[BEGIN Material]

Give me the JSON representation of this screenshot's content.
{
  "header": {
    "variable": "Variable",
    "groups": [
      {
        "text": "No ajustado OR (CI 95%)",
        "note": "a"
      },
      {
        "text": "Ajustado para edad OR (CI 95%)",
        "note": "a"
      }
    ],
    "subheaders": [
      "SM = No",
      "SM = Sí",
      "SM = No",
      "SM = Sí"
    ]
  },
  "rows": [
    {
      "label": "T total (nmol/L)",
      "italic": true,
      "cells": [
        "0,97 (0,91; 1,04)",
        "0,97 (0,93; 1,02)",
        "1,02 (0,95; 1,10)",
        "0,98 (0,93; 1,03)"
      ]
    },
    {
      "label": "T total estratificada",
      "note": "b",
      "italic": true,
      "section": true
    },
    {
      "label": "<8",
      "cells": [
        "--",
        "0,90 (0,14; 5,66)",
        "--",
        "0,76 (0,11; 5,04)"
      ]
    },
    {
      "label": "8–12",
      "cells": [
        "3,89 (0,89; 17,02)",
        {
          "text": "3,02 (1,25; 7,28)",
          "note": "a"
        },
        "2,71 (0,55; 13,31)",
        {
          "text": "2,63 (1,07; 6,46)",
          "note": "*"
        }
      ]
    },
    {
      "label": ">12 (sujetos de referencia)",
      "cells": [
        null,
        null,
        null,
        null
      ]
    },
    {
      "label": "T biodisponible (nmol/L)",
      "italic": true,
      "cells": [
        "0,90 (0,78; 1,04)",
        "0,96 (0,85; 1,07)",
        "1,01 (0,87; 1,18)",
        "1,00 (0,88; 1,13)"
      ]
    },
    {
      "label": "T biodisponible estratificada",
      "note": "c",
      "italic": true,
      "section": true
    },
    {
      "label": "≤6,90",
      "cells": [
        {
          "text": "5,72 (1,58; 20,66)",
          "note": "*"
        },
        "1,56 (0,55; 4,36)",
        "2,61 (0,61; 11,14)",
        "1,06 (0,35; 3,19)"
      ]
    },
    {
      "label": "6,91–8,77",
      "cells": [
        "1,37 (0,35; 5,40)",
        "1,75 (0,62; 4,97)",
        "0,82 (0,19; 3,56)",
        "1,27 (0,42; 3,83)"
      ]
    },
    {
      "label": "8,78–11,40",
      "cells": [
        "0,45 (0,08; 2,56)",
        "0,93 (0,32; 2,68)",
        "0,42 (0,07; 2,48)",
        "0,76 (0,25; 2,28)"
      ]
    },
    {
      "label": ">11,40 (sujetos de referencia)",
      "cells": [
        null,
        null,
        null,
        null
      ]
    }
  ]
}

[END Material]

## [Task prompt]
Reproduce all of the records exactly.

## [Finished task]
Give me the JSON representation of this screenshot's content.
{
  "header": {
    "variable": "Variable",
    "groups": [
      {
        "text": "No ajustado OR (CI 95%)",
        "note": "a"
      },
      {
        "text": "Ajustado para edad OR (CI 95%)",
        "note": "a"
      }
    ],
    "subheaders": [
      "SM = No",
      "SM = Sí",
      "SM = No",
      "SM = Sí"
    ]
  },
  "rows": [
    {
      "label": "T total (nmol/L)",
      "italic": true,
      "cells": [
        "0,97 (0,91; 1,04)",
        "0,97 (0,93; 1,02)",
        "1,02 (0,95; 1,10)",
        "0,98 (0,93; 1,03)"
      ]
    },
    {
      "label": "T total estratificada",
      "note": "b",
      "italic": true,
      "section": true
    },
    {
      "label": "<8",
      "cells": [
        "--",
        "0,90 (0,14; 5,66)",
        "--",
        "0,76 (0,11; 5,04)"
      ]
    },
    {
      "label": "8–12",
      "cells": [
        "3,89 (0,89; 17,02)",
        {
          "text": "3,02 (1,25; 7,28)",
          "note": "a"
        },
        "2,71 (0,55; 13,31)",
        {
          "text": "2,63 (1,07; 6,46)",
          "note": "*"
        }
      ]
    },
    {
      "label": ">12 (sujetos de referencia)",
      "cells": [
        null,
        null,
        null,
        null
      ]
    },
    {
      "label": "T biodisponible (nmol/L)",
      "italic": true,
      "cells": [
        "0,90 (0,78; 1,04)",
        "0,96 (0,85; 1,07)",
        "1,01 (0,87; 1,18)",
        "1,00 (0,88; 1,13)"
      ]
    },
    {
      "label": "T biodisponible estratificada",
      "note": "c",
      "italic": true,
      "section": true
    },
    {
      "label": "≤6,90",
      "cells": [
        {
          "text": "5,72 (1,58; 20,66)",
          "note": "*"
        },
        "1,56 (0,55; 4,36)",
        "2,61 (0,61; 11,14)",
        "1,06 (0,35; 3,19)"
      ]
    },
    {
      "label": "6,91–8,77",
      "cells": [
        "1,37 (0,35; 5,40)",
        "1,75 (0,62; 4,97)",
        "0,82 (0,19; 3,56)",
        "1,27 (0,42; 3,83)"
      ]
    },
    {
      "label": "8,78–11,40",
      "cells": [
        "0,45 (0,08; 2,56)",
        "0,93 (0,32; 2,68)",
        "0,42 (0,07; 2,48)",
        "0,76 (0,25; 2,28)"
      ]
    },
    {
      "label": ">11,40 (sujetos de referencia)",
      "cells": [
        null,
        null,
        null,
        null
      ]
    }
  ]
}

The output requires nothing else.